(Records contained in a dataset)
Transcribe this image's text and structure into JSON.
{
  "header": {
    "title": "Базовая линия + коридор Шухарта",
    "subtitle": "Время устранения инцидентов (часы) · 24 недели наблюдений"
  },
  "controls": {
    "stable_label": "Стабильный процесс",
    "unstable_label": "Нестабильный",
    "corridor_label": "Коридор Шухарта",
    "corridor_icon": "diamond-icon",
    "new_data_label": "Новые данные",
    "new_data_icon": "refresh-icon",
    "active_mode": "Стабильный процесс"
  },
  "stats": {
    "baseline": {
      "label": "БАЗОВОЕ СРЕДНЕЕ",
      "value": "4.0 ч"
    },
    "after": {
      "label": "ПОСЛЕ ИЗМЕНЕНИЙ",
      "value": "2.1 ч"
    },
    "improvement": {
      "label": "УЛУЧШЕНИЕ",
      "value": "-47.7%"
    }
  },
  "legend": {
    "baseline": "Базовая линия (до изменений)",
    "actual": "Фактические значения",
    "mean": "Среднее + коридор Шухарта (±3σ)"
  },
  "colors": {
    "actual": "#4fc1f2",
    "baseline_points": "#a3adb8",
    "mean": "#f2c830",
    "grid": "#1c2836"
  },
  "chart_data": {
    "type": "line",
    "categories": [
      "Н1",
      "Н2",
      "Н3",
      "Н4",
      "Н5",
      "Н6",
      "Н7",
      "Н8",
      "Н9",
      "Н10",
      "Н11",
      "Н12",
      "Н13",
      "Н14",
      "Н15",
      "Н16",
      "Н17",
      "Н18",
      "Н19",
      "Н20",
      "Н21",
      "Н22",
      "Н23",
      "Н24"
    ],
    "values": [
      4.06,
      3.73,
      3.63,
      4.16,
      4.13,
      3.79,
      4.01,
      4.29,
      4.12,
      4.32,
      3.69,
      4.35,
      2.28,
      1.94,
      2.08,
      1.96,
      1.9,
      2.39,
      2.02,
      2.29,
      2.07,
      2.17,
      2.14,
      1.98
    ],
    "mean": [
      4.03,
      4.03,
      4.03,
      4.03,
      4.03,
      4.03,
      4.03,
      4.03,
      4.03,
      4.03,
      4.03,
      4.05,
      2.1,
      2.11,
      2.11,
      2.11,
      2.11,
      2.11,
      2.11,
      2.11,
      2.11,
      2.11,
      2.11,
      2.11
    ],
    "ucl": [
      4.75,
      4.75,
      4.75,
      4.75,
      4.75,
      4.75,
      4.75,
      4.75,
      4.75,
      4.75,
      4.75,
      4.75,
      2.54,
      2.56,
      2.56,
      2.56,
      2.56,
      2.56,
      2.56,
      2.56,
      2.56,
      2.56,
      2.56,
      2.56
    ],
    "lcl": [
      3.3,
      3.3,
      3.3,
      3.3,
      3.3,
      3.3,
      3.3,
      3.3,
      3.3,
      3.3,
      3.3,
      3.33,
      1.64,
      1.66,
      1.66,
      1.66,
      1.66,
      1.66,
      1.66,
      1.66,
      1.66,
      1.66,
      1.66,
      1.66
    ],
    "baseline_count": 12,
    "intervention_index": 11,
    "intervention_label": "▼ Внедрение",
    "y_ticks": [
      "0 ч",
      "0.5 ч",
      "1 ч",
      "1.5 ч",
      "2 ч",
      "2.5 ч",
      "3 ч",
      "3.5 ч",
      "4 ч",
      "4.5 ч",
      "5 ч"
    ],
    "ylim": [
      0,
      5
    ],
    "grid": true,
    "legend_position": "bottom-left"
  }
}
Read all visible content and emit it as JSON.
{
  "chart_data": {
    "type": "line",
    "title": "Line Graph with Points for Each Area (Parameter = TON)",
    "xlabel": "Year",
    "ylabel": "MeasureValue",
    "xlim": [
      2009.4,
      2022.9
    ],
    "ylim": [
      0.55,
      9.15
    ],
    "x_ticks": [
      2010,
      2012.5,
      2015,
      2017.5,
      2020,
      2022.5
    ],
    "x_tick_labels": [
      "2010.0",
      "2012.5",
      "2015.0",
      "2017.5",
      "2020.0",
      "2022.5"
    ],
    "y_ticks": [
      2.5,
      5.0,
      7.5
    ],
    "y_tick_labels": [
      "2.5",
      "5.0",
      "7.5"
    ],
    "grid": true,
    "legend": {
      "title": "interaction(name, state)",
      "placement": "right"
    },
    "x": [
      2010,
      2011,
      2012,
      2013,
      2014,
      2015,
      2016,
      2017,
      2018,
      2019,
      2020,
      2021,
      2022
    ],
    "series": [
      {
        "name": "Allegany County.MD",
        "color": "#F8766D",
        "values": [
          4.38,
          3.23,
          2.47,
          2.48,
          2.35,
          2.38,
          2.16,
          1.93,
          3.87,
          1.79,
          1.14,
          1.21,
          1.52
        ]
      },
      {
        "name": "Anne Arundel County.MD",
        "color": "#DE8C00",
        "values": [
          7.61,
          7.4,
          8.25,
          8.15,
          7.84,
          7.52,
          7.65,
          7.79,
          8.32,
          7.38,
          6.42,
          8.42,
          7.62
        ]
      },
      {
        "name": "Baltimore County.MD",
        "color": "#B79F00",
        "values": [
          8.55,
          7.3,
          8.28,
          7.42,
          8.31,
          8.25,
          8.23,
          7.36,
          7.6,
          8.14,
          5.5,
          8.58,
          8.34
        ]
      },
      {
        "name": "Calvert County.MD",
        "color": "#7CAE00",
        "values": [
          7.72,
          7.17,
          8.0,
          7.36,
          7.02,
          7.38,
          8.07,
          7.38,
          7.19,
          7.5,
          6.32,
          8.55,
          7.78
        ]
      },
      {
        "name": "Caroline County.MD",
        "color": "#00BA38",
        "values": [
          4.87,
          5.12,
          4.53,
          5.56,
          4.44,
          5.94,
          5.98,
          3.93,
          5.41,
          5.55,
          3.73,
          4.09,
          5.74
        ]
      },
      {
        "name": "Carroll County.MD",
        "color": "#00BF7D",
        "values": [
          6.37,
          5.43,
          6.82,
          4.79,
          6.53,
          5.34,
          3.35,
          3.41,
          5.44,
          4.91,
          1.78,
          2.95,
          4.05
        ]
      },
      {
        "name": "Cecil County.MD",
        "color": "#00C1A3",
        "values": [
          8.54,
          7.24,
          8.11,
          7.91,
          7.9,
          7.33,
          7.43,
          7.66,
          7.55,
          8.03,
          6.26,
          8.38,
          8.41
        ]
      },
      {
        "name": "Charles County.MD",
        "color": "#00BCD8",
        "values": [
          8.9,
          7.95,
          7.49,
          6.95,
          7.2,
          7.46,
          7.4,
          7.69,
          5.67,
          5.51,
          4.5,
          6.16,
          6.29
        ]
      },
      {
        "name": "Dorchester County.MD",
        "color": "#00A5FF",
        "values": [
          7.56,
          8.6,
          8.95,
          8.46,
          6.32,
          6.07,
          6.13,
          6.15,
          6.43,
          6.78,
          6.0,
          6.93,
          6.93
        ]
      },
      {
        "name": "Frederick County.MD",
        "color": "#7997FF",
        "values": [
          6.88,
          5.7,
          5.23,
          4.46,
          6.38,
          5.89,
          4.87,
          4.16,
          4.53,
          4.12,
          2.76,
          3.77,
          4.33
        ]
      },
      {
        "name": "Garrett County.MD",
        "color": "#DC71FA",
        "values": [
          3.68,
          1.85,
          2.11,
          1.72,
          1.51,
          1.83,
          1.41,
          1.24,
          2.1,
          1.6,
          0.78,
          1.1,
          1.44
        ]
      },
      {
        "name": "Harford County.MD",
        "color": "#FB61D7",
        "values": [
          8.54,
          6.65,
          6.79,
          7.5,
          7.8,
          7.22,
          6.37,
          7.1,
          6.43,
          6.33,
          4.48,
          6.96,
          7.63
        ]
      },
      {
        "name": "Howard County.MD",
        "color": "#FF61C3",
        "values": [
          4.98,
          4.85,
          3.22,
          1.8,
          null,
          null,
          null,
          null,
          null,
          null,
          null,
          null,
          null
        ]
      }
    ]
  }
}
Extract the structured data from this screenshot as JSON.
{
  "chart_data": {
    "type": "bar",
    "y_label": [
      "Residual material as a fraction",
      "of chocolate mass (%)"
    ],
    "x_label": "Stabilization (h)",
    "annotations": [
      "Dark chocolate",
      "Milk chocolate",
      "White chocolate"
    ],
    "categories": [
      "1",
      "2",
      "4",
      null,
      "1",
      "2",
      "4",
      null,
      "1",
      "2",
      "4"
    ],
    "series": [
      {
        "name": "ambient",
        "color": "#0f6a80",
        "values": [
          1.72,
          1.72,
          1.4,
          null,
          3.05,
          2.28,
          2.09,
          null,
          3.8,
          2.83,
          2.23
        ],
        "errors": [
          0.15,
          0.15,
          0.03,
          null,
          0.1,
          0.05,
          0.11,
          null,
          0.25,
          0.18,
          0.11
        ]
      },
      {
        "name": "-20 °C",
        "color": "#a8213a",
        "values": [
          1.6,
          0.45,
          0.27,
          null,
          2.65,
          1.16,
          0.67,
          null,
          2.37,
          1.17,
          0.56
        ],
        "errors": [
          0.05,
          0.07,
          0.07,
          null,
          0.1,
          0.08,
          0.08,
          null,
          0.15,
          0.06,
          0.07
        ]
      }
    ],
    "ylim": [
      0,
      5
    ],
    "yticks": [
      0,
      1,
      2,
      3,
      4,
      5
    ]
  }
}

Stated task:
Each line containing the word "this" counts once; say how many such lines there are, giving only the number.

Expected answer:
2